> **Challenge**
Copy the data below exactly, omitting any picture it contains.

> **Data excerpts**
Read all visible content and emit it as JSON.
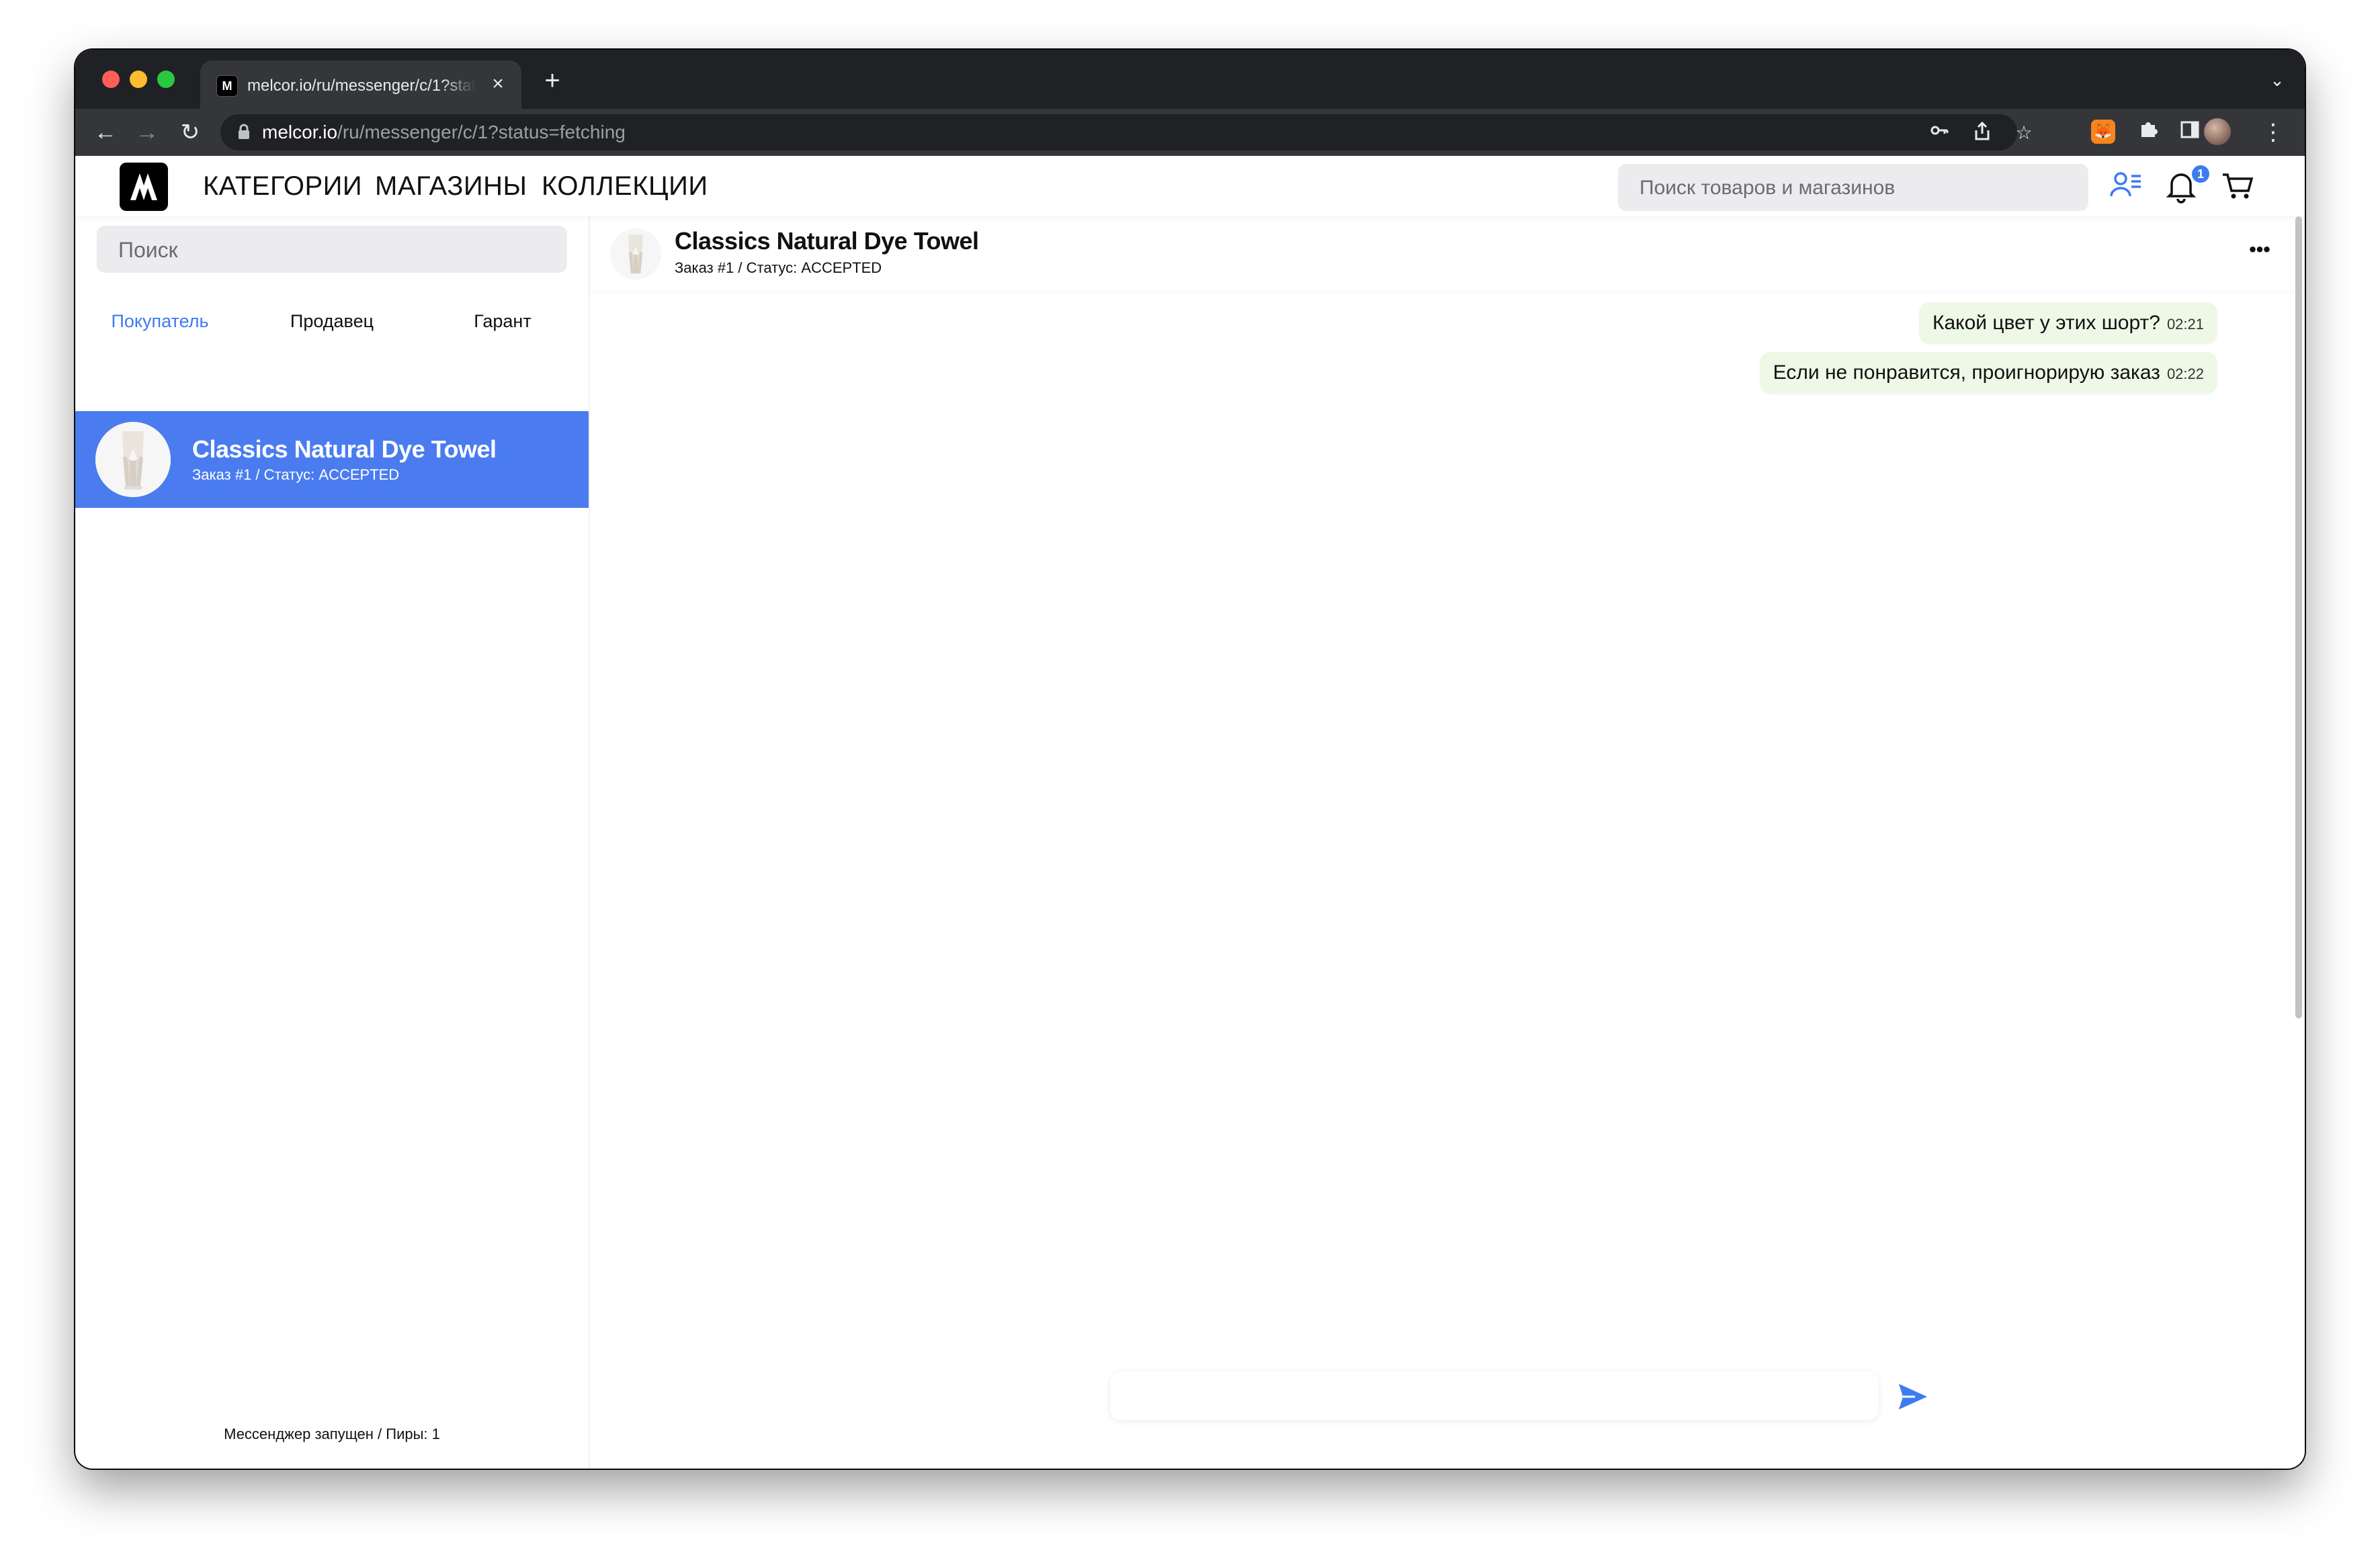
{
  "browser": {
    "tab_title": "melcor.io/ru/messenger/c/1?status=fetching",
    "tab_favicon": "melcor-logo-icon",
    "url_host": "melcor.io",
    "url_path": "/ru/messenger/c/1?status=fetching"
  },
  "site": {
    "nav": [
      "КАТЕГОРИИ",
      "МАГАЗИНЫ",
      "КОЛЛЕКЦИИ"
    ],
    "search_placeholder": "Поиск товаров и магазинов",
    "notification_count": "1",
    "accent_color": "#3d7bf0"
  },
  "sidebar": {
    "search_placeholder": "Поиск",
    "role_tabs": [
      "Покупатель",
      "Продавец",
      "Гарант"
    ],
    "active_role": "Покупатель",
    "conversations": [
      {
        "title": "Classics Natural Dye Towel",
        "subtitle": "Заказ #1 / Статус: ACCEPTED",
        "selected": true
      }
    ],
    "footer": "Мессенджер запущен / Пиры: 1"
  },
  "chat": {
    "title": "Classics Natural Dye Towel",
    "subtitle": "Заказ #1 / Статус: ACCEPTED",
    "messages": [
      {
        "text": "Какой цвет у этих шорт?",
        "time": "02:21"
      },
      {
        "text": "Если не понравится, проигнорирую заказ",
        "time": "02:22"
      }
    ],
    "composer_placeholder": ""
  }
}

> **Output**
Read all visible content and emit it as JSON.
{
  "browser": {
    "tab_title": "melcor.io/ru/messenger/c/1?status=fetching",
    "tab_favicon": "melcor-logo-icon",
    "url_host": "melcor.io",
    "url_path": "/ru/messenger/c/1?status=fetching"
  },
  "site": {
    "nav": [
      "КАТЕГОРИИ",
      "МАГАЗИНЫ",
      "КОЛЛЕКЦИИ"
    ],
    "search_placeholder": "Поиск товаров и магазинов",
    "notification_count": "1",
    "accent_color": "#3d7bf0"
  },
  "sidebar": {
    "search_placeholder": "Поиск",
    "role_tabs": [
      "Покупатель",
      "Продавец",
      "Гарант"
    ],
    "active_role": "Покупатель",
    "conversations": [
      {
        "title": "Classics Natural Dye Towel",
        "subtitle": "Заказ #1 / Статус: ACCEPTED",
        "selected": true
      }
    ],
    "footer": "Мессенджер запущен / Пиры: 1"
  },
  "chat": {
    "title": "Classics Natural Dye Towel",
    "subtitle": "Заказ #1 / Статус: ACCEPTED",
    "messages": [
      {
        "text": "Какой цвет у этих шорт?",
        "time": "02:21"
      },
      {
        "text": "Если не понравится, проигнорирую заказ",
        "time": "02:22"
      }
    ],
    "composer_placeholder": ""
  }
}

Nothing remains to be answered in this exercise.